--- Begin ---

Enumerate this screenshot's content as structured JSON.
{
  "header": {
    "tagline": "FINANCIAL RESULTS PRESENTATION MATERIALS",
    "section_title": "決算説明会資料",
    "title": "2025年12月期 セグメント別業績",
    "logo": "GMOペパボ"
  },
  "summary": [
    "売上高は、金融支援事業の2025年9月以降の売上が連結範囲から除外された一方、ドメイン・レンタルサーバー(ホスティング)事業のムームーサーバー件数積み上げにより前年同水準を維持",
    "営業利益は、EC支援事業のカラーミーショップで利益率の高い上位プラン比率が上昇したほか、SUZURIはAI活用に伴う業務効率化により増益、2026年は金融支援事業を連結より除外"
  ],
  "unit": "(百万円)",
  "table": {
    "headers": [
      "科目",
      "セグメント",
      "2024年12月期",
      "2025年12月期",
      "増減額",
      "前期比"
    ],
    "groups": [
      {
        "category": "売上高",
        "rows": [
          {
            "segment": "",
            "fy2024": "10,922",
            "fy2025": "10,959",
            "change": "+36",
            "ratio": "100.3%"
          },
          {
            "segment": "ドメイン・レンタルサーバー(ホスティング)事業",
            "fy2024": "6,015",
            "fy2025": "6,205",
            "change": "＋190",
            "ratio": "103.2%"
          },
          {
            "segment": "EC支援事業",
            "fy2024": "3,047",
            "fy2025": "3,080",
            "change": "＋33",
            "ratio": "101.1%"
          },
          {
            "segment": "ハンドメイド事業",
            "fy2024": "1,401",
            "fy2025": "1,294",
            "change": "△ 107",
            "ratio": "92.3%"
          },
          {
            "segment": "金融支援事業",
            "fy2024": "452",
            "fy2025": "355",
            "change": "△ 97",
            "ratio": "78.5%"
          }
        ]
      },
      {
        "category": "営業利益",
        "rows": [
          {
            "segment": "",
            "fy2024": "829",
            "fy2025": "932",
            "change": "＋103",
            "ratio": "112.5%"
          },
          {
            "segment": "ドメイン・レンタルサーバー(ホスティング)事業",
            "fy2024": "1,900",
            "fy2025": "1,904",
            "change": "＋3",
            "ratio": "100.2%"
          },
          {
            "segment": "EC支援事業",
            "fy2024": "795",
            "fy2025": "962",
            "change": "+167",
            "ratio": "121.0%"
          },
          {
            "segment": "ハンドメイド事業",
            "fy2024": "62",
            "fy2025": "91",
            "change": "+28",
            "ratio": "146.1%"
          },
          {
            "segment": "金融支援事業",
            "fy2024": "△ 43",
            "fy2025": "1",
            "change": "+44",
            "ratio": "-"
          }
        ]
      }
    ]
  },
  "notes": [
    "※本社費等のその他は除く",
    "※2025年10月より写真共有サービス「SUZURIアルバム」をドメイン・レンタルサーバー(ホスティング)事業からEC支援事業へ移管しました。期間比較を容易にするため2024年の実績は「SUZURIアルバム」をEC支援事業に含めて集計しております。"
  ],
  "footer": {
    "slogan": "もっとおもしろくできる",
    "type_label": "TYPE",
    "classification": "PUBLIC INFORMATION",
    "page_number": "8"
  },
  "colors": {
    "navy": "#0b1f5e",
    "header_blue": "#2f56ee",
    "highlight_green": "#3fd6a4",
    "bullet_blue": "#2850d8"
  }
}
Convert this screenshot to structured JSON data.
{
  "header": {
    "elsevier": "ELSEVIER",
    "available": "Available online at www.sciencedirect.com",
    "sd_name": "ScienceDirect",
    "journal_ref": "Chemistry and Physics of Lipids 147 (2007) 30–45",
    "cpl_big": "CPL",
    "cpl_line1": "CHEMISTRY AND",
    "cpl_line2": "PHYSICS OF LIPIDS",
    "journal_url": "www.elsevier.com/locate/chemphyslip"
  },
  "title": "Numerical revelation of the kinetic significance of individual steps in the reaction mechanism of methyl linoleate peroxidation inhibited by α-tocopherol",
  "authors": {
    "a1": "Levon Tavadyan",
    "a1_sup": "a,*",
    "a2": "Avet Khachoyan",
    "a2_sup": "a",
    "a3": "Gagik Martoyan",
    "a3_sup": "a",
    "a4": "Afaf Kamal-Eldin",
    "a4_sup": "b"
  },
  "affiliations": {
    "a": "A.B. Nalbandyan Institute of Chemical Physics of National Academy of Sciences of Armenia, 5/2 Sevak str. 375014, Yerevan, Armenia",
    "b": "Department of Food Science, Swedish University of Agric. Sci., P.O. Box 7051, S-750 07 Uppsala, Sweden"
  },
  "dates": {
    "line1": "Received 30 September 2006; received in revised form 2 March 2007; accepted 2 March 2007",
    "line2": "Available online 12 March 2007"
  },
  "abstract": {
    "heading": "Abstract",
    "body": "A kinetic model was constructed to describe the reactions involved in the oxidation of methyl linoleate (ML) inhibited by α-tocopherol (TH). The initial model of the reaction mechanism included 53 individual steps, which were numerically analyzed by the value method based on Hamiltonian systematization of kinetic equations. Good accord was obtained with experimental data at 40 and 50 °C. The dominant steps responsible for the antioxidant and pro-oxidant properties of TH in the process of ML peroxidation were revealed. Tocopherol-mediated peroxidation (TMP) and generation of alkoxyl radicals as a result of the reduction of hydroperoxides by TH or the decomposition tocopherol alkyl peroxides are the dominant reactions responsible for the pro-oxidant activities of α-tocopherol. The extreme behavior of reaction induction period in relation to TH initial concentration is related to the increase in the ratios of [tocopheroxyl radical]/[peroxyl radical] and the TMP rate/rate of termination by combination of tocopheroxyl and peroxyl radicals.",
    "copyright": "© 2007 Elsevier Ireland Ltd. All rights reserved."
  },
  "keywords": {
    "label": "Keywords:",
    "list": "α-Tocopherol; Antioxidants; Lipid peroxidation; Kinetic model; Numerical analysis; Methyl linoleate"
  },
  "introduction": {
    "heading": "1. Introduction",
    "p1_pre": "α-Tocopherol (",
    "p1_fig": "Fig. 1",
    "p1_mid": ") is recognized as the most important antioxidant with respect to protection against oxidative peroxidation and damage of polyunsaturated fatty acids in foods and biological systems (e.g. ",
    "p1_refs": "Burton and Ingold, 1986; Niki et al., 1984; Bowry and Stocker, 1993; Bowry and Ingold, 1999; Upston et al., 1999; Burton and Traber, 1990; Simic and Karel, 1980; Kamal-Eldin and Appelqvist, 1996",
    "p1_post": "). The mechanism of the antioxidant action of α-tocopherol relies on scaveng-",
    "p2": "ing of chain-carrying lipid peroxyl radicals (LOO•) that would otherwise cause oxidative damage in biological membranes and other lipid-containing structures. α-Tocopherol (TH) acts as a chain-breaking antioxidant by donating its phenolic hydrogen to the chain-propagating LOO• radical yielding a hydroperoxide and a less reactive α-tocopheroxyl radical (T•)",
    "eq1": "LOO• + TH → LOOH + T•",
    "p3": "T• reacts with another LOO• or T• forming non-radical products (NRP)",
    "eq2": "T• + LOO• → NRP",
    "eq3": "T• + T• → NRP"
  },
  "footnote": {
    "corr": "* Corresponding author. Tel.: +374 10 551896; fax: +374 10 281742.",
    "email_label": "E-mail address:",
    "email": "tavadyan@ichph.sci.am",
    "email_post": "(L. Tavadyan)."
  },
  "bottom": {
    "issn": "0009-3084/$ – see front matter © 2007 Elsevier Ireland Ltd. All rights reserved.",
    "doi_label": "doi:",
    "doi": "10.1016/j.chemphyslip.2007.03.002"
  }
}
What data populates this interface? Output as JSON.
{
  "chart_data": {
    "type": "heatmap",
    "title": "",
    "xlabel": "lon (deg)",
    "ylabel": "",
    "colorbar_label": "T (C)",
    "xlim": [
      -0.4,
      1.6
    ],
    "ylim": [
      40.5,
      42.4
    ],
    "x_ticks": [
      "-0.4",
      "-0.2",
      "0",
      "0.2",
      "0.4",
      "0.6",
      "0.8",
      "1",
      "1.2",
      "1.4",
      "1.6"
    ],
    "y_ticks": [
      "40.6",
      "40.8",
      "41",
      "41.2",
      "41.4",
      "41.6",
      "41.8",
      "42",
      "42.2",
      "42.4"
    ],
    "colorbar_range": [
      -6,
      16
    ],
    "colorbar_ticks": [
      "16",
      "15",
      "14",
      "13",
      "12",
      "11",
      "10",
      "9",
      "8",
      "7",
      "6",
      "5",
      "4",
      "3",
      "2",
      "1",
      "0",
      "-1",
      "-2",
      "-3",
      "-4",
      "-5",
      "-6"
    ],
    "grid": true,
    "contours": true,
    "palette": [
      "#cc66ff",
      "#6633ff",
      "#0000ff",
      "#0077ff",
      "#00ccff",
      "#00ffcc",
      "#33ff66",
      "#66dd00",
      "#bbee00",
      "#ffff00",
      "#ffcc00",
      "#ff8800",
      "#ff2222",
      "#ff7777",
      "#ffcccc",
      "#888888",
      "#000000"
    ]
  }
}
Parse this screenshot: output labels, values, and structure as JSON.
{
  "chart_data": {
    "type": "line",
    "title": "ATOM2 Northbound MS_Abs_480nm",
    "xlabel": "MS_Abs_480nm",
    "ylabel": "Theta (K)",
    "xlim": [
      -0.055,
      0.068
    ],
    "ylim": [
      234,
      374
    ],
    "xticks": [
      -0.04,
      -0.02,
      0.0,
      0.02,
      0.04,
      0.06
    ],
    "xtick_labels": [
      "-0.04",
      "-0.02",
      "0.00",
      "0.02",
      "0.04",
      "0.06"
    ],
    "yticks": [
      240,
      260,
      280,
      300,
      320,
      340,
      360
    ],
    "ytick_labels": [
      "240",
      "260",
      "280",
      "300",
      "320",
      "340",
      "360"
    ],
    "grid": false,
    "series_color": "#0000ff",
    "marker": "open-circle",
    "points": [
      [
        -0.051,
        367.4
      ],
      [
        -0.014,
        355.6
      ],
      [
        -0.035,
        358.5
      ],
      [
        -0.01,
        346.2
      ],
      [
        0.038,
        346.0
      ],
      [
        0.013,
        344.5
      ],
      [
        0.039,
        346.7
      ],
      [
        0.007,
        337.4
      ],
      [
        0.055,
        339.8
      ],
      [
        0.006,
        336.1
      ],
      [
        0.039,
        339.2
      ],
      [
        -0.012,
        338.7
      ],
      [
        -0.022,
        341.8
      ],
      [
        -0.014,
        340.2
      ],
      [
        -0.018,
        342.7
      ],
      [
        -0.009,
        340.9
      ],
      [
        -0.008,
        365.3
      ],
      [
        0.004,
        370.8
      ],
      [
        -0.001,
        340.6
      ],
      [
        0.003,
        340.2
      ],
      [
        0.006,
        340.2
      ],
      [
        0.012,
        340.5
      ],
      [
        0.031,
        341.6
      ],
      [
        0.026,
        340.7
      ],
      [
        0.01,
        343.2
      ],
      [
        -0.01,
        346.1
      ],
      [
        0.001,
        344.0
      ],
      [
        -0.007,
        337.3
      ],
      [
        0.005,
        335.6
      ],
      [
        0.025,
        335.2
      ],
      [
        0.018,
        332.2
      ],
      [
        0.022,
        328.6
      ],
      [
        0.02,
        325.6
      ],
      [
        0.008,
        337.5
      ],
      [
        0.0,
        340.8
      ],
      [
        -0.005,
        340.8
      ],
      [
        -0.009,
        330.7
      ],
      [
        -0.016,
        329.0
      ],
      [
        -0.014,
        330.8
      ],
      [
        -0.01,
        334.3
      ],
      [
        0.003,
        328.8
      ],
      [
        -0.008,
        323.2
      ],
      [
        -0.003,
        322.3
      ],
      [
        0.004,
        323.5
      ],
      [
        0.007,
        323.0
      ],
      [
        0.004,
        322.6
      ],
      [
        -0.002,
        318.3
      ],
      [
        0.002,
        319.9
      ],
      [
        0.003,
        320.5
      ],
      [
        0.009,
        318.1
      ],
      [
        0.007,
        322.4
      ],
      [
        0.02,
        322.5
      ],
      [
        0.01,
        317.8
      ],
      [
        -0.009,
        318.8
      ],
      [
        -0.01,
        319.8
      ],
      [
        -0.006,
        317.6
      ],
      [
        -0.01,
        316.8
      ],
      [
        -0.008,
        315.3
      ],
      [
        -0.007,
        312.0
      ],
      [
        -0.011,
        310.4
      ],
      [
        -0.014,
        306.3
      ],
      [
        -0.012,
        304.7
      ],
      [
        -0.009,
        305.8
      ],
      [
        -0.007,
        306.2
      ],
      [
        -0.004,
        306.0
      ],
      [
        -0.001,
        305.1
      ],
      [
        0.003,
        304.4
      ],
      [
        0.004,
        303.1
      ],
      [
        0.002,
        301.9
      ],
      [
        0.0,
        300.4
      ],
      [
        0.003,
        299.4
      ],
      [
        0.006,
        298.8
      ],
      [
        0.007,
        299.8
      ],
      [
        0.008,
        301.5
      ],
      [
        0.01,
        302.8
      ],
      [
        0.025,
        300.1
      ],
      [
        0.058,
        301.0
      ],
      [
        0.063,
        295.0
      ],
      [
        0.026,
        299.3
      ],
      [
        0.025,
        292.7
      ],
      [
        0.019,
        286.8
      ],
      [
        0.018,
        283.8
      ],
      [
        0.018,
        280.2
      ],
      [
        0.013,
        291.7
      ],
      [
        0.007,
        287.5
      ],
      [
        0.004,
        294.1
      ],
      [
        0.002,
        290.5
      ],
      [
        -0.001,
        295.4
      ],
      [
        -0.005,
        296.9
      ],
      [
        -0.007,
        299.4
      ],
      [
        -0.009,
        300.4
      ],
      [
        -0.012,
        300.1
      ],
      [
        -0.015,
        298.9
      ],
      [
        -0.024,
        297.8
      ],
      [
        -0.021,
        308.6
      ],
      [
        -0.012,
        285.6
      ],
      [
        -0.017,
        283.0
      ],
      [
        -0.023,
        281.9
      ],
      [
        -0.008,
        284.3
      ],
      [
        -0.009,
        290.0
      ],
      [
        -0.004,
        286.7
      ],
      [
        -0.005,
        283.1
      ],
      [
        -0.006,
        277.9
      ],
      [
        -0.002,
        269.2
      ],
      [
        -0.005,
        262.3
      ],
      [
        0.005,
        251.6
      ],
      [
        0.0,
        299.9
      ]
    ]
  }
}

--- End ---

**Work required:**
Find each line holding "Kamal". Copy it out.

**Exercise answer:**
    "a4": "Afaf Kamal-Eldin",
    "p1_refs": "Burton and Ingold, 1986; Niki et al., 1984; Bowry and Stocker, 1993; Bowry and Ingold, 1999; Upston et al., 1999; Burton and Traber, 1990; Simic and Karel, 1980; Kamal-Eldin and Appelqvist, 1996",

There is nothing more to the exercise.